■ **YOUR OBJECTIVE**: Pick out each line containing the string "Míru" and copy it.
# Start of GIVEN INFORMATION
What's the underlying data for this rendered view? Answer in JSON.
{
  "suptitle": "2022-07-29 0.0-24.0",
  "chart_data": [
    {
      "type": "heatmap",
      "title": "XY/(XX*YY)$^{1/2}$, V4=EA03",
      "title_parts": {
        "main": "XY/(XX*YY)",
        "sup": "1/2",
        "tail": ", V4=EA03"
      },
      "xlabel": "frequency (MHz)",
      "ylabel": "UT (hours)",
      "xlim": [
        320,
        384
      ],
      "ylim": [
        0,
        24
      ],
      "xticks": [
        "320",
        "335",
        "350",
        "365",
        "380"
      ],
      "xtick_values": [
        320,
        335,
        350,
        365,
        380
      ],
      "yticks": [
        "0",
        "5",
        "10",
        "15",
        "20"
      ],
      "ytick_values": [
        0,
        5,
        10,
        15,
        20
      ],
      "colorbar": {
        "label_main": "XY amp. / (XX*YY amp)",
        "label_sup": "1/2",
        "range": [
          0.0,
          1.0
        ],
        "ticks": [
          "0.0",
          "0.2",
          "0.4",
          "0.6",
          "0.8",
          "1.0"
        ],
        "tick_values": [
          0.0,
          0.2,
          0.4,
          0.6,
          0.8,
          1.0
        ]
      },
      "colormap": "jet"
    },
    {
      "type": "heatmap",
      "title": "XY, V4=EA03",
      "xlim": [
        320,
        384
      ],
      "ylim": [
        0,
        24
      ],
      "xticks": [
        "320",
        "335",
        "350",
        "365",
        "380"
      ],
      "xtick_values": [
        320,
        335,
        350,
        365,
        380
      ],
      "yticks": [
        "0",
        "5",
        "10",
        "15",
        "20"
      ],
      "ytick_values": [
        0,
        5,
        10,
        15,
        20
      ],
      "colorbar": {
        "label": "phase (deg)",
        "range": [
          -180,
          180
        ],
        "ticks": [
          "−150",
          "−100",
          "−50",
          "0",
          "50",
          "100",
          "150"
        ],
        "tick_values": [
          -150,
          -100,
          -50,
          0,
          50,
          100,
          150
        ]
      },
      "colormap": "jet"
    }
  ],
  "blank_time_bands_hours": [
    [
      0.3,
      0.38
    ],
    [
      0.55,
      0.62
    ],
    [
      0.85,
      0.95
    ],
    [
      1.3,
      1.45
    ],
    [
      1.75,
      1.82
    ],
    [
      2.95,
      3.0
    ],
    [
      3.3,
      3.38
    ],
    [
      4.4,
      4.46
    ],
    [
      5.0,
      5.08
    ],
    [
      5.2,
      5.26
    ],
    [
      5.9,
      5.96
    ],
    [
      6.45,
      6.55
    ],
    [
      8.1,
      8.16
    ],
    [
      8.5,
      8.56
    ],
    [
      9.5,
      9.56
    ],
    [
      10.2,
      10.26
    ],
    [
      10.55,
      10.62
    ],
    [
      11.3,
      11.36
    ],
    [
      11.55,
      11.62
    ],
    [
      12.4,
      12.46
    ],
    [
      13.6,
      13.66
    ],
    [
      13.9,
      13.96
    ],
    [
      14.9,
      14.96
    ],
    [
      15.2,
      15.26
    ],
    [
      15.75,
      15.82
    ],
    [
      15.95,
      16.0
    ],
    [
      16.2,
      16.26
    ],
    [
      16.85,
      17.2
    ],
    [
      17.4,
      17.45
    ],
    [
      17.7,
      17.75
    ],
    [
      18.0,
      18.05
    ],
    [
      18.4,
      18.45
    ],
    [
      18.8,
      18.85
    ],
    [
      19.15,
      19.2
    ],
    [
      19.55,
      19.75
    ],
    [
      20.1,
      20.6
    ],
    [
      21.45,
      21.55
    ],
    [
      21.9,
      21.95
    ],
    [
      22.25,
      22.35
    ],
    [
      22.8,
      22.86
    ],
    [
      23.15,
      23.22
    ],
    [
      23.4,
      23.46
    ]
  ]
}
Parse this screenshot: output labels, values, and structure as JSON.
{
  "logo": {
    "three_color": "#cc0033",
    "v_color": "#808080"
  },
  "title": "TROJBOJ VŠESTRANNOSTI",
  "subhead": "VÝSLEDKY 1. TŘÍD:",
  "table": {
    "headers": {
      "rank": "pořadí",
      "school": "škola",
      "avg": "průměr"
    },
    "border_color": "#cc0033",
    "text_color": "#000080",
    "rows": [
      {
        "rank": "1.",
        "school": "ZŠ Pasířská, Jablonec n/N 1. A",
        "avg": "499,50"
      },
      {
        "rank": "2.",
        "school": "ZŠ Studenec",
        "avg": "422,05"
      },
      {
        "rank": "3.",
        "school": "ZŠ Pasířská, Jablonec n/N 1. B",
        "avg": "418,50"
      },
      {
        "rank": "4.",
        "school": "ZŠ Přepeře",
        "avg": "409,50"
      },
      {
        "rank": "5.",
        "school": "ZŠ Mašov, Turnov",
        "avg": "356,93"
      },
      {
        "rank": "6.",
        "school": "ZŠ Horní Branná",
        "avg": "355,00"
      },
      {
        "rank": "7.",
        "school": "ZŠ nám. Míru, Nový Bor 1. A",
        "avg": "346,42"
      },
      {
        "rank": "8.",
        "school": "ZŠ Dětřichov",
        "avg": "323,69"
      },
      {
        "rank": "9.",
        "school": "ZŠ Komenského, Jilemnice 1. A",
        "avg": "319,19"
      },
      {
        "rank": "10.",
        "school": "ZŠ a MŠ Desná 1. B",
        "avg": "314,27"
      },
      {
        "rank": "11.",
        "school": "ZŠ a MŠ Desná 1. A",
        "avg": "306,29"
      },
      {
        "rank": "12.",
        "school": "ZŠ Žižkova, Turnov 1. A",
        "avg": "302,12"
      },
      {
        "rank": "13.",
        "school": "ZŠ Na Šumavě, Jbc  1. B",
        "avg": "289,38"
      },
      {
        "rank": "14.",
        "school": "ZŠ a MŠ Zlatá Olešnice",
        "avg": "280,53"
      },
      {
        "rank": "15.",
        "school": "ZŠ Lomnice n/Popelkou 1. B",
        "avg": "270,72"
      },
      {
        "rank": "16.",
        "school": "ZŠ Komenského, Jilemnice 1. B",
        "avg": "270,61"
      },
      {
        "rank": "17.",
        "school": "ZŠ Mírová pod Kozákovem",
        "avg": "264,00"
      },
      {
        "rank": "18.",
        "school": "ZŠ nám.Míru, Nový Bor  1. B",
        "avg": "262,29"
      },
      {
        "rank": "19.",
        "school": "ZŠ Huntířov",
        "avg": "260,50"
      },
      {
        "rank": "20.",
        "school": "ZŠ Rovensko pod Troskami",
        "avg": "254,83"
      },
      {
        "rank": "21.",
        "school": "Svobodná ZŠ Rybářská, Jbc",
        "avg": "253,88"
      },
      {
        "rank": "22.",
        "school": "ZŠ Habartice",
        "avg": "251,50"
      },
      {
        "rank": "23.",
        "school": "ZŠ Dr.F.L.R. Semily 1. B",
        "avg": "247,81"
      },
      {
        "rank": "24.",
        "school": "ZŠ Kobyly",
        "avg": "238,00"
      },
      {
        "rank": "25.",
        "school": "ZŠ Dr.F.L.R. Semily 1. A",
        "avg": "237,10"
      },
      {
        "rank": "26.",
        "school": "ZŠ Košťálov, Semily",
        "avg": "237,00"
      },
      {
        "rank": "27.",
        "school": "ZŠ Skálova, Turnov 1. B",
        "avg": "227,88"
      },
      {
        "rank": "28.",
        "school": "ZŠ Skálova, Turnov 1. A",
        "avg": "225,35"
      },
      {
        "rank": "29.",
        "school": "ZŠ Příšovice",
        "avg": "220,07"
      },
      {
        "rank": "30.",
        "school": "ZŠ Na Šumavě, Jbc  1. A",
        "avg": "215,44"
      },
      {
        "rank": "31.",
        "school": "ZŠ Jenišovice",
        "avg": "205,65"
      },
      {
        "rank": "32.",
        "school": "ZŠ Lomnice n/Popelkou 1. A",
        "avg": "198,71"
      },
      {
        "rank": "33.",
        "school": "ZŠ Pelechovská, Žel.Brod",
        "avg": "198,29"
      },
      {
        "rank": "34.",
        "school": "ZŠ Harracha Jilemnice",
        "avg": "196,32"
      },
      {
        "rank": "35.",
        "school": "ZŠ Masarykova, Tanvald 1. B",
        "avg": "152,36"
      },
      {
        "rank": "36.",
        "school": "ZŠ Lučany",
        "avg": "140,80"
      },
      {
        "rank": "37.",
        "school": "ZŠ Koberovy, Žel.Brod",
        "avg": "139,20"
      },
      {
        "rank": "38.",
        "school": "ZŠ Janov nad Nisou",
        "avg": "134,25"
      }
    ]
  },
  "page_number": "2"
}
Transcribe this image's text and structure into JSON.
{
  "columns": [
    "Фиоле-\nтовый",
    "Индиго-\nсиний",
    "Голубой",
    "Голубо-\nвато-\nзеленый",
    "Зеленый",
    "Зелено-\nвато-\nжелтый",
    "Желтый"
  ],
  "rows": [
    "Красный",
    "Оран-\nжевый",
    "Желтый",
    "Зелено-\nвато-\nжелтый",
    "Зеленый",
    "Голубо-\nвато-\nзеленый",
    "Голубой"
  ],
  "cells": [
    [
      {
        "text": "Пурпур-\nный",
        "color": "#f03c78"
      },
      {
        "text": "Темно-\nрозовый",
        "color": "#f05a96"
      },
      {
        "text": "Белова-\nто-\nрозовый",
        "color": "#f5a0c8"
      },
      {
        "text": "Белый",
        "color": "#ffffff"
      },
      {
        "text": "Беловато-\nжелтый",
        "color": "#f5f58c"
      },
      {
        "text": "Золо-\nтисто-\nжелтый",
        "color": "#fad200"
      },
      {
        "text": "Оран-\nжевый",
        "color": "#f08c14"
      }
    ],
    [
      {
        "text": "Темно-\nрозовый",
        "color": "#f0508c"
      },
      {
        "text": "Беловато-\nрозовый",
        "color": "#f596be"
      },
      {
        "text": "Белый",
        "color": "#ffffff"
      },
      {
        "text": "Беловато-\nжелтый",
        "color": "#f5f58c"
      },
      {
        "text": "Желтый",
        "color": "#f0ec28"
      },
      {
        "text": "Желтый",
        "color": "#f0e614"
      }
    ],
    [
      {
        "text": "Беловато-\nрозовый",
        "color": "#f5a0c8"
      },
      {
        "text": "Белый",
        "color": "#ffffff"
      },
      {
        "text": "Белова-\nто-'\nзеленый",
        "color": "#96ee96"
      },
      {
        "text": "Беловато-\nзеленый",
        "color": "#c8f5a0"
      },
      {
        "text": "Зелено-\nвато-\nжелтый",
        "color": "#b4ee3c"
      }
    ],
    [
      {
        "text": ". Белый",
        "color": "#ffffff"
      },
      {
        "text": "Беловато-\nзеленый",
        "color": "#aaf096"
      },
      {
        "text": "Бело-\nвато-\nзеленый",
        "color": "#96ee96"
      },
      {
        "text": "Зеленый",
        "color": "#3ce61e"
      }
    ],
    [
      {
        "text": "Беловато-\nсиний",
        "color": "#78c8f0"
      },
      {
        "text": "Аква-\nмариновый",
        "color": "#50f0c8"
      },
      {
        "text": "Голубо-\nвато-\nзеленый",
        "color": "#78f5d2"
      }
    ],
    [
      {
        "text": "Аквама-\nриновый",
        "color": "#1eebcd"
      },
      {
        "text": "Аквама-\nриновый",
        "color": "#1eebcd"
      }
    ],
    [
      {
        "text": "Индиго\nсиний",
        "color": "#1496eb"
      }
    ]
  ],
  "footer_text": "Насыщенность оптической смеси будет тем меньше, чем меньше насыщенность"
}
# End of GIVEN INFORMATION
■ **EXERCISE RESULT**:
        "school": "ZŠ nám. Míru, Nový Bor 1. A",
        "school": "ZŠ nám.Míru, Nový Bor  1. B",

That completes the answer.